---------- Data supplied ----------

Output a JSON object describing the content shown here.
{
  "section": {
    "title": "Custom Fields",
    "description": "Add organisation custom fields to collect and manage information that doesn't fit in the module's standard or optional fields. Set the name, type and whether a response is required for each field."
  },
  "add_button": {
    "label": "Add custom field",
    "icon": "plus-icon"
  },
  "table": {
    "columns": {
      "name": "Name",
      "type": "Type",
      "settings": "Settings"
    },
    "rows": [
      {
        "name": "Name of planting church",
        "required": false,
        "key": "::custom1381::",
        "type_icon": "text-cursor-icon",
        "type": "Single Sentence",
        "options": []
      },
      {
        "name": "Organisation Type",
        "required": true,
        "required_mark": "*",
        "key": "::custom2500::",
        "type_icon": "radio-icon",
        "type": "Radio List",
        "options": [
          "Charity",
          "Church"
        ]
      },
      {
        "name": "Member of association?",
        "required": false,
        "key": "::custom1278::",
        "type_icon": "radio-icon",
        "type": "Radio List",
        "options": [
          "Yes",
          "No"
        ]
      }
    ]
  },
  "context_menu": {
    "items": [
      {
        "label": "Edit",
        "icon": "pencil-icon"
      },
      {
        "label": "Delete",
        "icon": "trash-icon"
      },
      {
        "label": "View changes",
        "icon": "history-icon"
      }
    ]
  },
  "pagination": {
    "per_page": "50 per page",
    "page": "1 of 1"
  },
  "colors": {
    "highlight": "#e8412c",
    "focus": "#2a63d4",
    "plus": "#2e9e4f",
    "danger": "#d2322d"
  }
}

----------
---------- Data supplied ----------

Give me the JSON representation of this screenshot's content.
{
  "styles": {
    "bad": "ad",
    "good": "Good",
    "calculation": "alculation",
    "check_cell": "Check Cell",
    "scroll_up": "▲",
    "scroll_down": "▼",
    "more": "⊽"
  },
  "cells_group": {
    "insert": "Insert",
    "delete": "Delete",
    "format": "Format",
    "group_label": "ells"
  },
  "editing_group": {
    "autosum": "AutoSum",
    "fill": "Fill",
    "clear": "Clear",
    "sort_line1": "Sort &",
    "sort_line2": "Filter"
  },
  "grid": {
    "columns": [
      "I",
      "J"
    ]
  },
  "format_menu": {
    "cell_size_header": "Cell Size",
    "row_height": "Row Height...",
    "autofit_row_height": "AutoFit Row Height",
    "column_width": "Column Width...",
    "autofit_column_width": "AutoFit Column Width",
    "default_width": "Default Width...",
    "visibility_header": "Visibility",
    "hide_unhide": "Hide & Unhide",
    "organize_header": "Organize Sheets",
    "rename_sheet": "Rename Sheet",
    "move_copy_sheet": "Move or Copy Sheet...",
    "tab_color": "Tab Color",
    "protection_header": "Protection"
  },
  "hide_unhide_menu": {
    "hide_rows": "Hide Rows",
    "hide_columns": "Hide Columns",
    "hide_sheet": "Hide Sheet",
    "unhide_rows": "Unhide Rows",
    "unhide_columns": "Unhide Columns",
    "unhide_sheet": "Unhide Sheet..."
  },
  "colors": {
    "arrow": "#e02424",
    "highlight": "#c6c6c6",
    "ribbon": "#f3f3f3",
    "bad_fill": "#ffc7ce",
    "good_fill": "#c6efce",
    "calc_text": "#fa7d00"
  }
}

----------
---------- Data supplied ----------

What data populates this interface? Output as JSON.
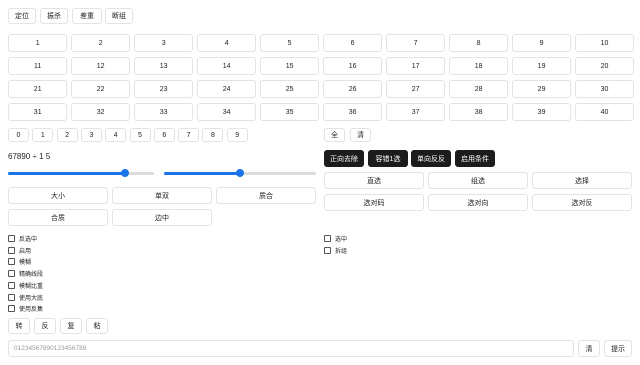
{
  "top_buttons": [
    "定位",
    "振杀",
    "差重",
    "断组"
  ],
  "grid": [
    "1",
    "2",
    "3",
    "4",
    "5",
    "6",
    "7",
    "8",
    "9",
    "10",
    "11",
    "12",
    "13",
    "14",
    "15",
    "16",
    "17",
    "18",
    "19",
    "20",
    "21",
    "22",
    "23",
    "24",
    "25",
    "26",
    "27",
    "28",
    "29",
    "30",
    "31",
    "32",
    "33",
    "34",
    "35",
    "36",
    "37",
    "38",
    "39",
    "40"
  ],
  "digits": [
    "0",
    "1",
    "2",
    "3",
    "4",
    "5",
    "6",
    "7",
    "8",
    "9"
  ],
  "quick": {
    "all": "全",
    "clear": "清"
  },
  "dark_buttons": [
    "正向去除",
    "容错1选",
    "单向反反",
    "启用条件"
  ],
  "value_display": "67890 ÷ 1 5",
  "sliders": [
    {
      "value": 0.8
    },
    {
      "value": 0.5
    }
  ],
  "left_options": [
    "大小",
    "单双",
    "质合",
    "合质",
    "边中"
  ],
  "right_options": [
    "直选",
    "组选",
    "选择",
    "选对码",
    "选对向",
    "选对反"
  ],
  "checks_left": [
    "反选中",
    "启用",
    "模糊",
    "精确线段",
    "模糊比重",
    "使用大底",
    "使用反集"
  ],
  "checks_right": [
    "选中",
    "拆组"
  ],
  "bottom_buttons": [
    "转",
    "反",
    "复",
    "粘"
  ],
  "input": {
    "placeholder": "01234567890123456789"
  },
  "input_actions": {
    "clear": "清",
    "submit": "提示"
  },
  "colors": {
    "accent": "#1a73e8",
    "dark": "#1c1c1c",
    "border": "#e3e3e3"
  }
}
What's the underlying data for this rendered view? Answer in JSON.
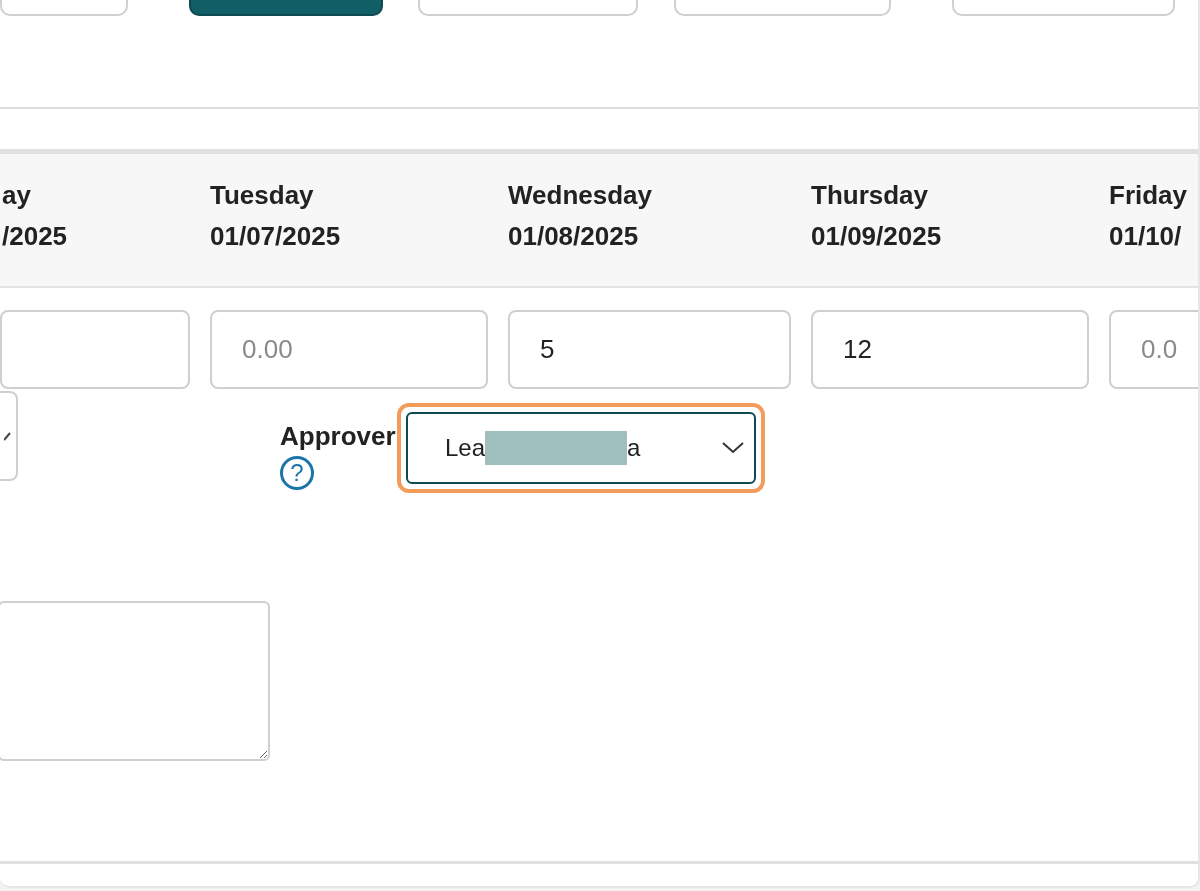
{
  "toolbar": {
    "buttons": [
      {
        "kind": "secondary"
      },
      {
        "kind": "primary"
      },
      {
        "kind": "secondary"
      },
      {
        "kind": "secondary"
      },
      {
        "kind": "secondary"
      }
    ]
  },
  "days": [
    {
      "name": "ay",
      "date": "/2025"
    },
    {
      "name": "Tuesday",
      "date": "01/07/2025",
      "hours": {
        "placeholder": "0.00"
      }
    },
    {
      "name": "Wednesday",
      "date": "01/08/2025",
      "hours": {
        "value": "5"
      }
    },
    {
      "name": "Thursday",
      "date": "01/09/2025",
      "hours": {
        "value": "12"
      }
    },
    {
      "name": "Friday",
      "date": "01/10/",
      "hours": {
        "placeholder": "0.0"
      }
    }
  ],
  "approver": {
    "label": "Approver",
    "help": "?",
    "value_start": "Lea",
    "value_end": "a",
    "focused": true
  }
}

----------

**Objective**
Return each line with "AutoFit".

**Written solution**
    "autofit_row_height": "AutoFit Row Height",
    "autofit_column_width": "AutoFit Column Width",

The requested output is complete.